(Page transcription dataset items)
____
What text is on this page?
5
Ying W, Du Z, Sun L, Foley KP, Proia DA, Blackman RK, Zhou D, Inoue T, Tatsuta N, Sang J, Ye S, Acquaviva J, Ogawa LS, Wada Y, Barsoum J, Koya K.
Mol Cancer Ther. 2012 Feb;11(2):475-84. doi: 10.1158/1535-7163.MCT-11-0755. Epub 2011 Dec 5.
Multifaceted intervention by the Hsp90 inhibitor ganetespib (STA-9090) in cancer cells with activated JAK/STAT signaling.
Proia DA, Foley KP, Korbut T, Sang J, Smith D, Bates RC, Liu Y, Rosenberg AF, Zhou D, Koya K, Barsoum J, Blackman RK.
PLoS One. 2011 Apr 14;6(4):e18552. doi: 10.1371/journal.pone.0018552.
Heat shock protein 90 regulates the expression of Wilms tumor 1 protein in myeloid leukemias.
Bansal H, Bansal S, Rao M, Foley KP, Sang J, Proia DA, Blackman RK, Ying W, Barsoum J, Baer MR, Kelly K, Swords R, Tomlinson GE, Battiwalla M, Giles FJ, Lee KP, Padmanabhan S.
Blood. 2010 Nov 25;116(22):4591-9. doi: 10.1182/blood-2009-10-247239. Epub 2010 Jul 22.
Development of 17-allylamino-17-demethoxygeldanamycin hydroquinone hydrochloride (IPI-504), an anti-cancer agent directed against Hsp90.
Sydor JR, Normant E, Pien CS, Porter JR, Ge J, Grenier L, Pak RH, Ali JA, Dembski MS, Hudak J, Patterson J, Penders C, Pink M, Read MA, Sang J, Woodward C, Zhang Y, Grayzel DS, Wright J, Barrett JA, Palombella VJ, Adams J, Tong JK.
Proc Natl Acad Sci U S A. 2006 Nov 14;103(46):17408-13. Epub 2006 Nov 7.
____
Gather from the records above every line containing the string "Zhou".

Ying W, Du Z, Sun L, Foley KP, Proia DA, Blackman RK, Zhou D, Inoue T, Tatsuta N, Sang J, Ye S, Acquaviva J, Ogawa LS, Wada Y, Barsoum J, Koya K.
Proia DA, Foley KP, Korbut T, Sang J, Smith D, Bates RC, Liu Y, Rosenberg AF, Zhou D, Koya K, Barsoum J, Blackman RK.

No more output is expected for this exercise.